BEGIN Data section

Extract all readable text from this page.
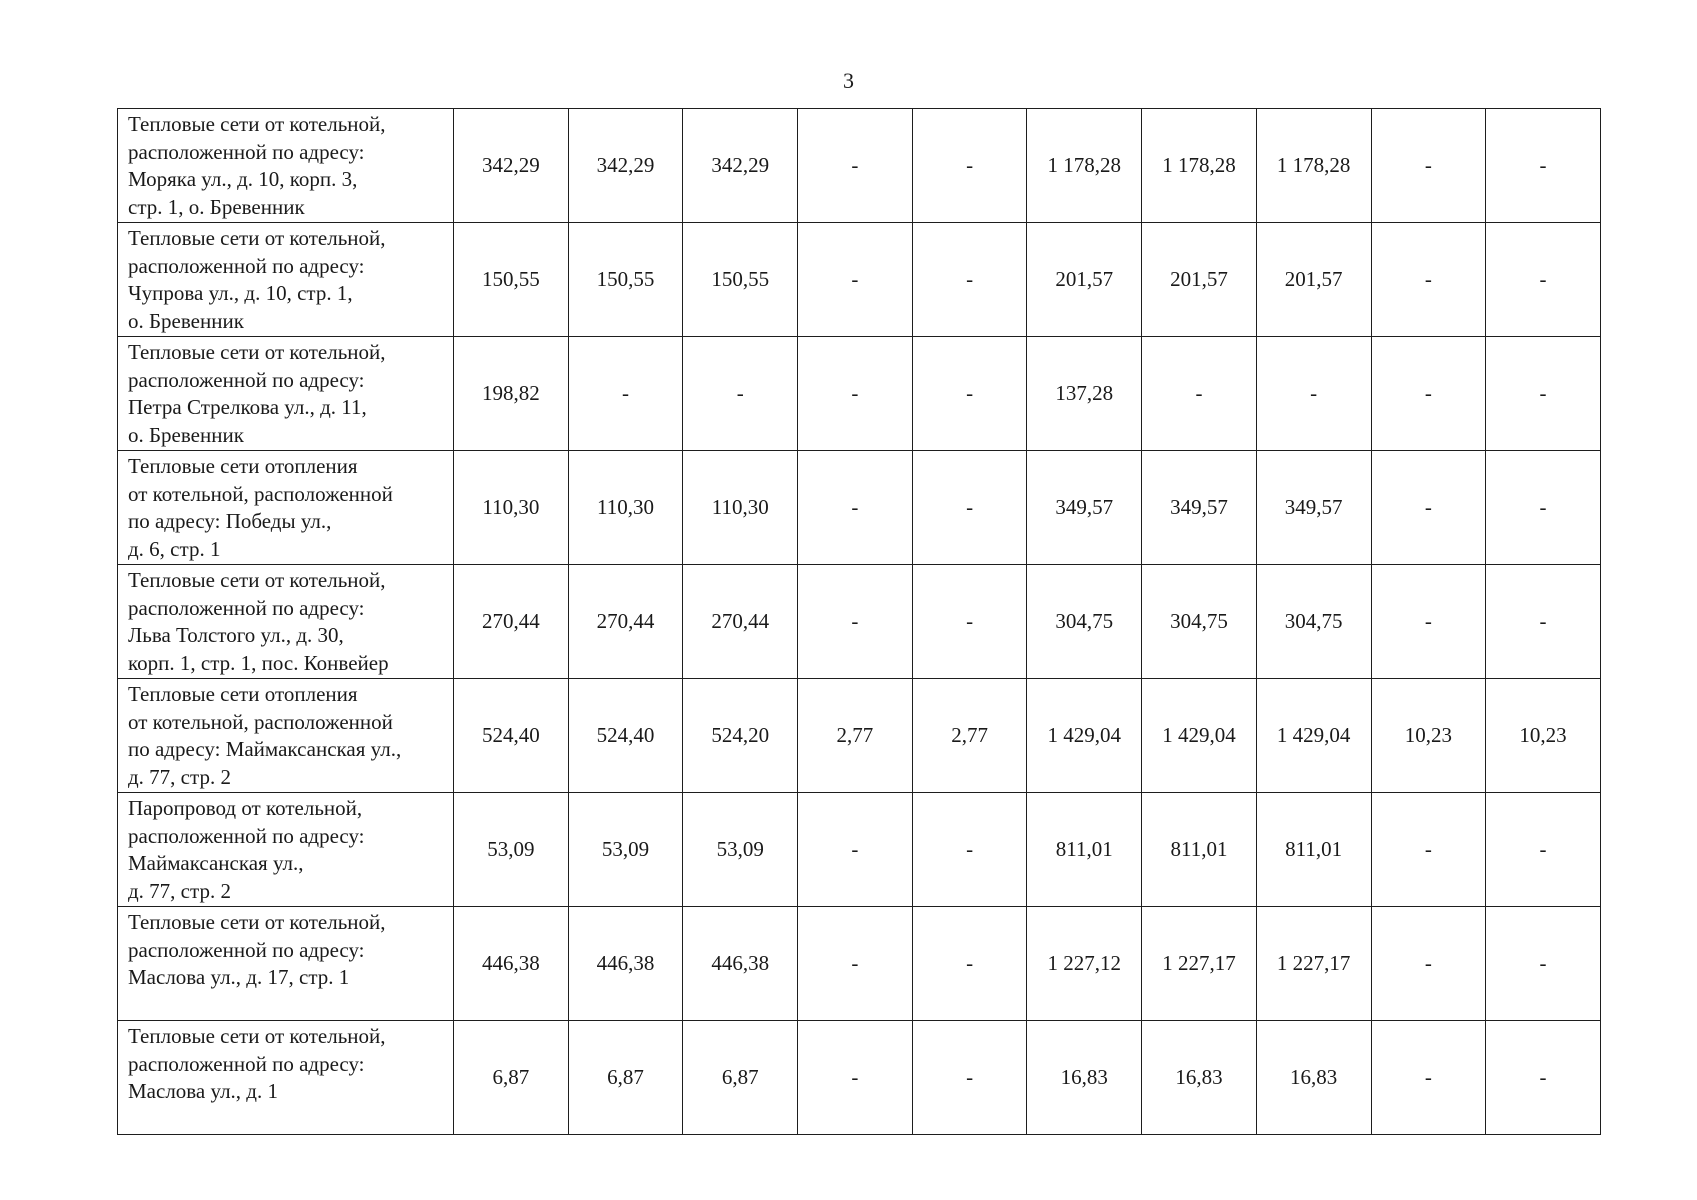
3
Тепловые сети от котельной,
расположенной по адресу:
Моряка ул., д. 10, корп. 3,
стр. 1, о. Бревенник	342,29	342,29	342,29	-	-	1 178,28	1 178,28	1 178,28	-	-

Тепловые сети от котельной,
расположенной по адресу:
Чупрова ул., д. 10, стр. 1,
о. Бревенник	150,55	150,55	150,55	-	-	201,57	201,57	201,57	-	-

Тепловые сети от котельной,
расположенной по адресу:
Петра Стрелкова ул., д. 11,
о. Бревенник	198,82	-	-	-	-	137,28	-	-	-	-

Тепловые сети отопления
от котельной, расположенной
по адресу: Победы ул.,
д. 6, стр. 1	110,30	110,30	110,30	-	-	349,57	349,57	349,57	-	-

Тепловые сети от котельной,
расположенной по адресу:
Льва Толстого ул., д. 30,
корп. 1, стр. 1, пос. Конвейер	270,44	270,44	270,44	-	-	304,75	304,75	304,75	-	-

Тепловые сети отопления
от котельной, расположенной
по адресу: Маймаксанская ул.,
д. 77, стр. 2	524,40	524,40	524,20	2,77	2,77	1 429,04	1 429,04	1 429,04	10,23	10,23

Паропровод от котельной,
расположенной по адресу:
Маймаксанская ул.,
д. 77, стр. 2	53,09	53,09	53,09	-	-	811,01	811,01	811,01	-	-

Тепловые сети от котельной,
расположенной по адресу:
Маслова ул., д. 17, стр. 1	446,38	446,38	446,38	-	-	1 227,12	1 227,17	1 227,17	-	-

Тепловые сети от котельной,
расположенной по адресу:
Маслова ул., д. 1	6,87	6,87	6,87	-	-	16,83	16,83	16,83	-	-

END Data section

* The request:
Select and copy every line from the records that includes the word "Маслова".

* Written response:
Маслова ул., д. 17, стр. 1	446,38	446,38	446,38	-	-	1 227,12	1 227,17	1 227,17	-	-
Маслова ул., д. 1	6,87	6,87	6,87	-	-	16,83	16,83	16,83	-	-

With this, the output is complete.